[Start RECORDS]

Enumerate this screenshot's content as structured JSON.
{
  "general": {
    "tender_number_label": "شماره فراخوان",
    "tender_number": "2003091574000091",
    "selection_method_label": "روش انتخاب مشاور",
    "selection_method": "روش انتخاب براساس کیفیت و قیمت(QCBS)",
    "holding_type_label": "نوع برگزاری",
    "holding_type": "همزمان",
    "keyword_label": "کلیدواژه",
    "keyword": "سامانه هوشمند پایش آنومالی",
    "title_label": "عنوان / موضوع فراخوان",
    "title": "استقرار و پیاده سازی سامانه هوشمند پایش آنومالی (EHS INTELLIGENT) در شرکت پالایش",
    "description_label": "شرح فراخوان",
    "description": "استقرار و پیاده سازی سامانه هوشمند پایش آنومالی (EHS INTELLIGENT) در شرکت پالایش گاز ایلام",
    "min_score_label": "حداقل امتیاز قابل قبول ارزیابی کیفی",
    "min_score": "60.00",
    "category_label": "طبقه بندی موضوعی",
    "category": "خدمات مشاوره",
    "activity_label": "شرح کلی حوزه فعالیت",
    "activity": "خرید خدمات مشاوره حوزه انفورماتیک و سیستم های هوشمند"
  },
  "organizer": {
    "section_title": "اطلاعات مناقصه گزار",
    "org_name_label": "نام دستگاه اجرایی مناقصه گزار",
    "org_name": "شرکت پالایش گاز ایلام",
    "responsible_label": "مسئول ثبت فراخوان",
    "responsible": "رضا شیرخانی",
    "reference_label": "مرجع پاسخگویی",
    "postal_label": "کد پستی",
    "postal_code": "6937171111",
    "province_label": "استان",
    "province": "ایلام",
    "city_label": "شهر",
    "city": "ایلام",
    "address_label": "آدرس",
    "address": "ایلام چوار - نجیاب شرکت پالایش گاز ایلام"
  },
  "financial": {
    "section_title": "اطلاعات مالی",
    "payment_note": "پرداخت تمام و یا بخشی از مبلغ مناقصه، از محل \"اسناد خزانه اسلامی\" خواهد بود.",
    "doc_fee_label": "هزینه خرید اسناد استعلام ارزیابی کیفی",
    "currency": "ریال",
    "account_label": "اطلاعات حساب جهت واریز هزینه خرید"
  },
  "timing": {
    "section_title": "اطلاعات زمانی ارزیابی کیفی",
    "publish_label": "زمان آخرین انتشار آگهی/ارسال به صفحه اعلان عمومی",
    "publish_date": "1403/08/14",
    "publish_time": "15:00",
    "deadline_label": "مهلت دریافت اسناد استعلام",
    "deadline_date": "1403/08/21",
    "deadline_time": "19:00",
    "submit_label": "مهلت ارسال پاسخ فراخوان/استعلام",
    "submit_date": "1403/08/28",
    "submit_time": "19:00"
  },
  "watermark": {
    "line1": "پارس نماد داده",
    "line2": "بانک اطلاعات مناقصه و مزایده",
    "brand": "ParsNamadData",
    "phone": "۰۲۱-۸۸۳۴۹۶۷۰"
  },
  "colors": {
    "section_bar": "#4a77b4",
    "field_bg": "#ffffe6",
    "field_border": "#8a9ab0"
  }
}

[End RECORDS]

Write out all of the records once more, exactly.

§ TASK RESULT
Enumerate this screenshot's content as structured JSON.
{
  "general": {
    "tender_number_label": "شماره فراخوان",
    "tender_number": "2003091574000091",
    "selection_method_label": "روش انتخاب مشاور",
    "selection_method": "روش انتخاب براساس کیفیت و قیمت(QCBS)",
    "holding_type_label": "نوع برگزاری",
    "holding_type": "همزمان",
    "keyword_label": "کلیدواژه",
    "keyword": "سامانه هوشمند پایش آنومالی",
    "title_label": "عنوان / موضوع فراخوان",
    "title": "استقرار و پیاده سازی سامانه هوشمند پایش آنومالی (EHS INTELLIGENT) در شرکت پالایش",
    "description_label": "شرح فراخوان",
    "description": "استقرار و پیاده سازی سامانه هوشمند پایش آنومالی (EHS INTELLIGENT) در شرکت پالایش گاز ایلام",
    "min_score_label": "حداقل امتیاز قابل قبول ارزیابی کیفی",
    "min_score": "60.00",
    "category_label": "طبقه بندی موضوعی",
    "category": "خدمات مشاوره",
    "activity_label": "شرح کلی حوزه فعالیت",
    "activity": "خرید خدمات مشاوره حوزه انفورماتیک و سیستم های هوشمند"
  },
  "organizer": {
    "section_title": "اطلاعات مناقصه گزار",
    "org_name_label": "نام دستگاه اجرایی مناقصه گزار",
    "org_name": "شرکت پالایش گاز ایلام",
    "responsible_label": "مسئول ثبت فراخوان",
    "responsible": "رضا شیرخانی",
    "reference_label": "مرجع پاسخگویی",
    "postal_label": "کد پستی",
    "postal_code": "6937171111",
    "province_label": "استان",
    "province": "ایلام",
    "city_label": "شهر",
    "city": "ایلام",
    "address_label": "آدرس",
    "address": "ایلام چوار - نجیاب شرکت پالایش گاز ایلام"
  },
  "financial": {
    "section_title": "اطلاعات مالی",
    "payment_note": "پرداخت تمام و یا بخشی از مبلغ مناقصه، از محل \"اسناد خزانه اسلامی\" خواهد بود.",
    "doc_fee_label": "هزینه خرید اسناد استعلام ارزیابی کیفی",
    "currency": "ریال",
    "account_label": "اطلاعات حساب جهت واریز هزینه خرید"
  },
  "timing": {
    "section_title": "اطلاعات زمانی ارزیابی کیفی",
    "publish_label": "زمان آخرین انتشار آگهی/ارسال به صفحه اعلان عمومی",
    "publish_date": "1403/08/14",
    "publish_time": "15:00",
    "deadline_label": "مهلت دریافت اسناد استعلام",
    "deadline_date": "1403/08/21",
    "deadline_time": "19:00",
    "submit_label": "مهلت ارسال پاسخ فراخوان/استعلام",
    "submit_date": "1403/08/28",
    "submit_time": "19:00"
  },
  "watermark": {
    "line1": "پارس نماد داده",
    "line2": "بانک اطلاعات مناقصه و مزایده",
    "brand": "ParsNamadData",
    "phone": "۰۲۱-۸۸۳۴۹۶۷۰"
  },
  "colors": {
    "section_bar": "#4a77b4",
    "field_bg": "#ffffe6",
    "field_border": "#8a9ab0"
  }
}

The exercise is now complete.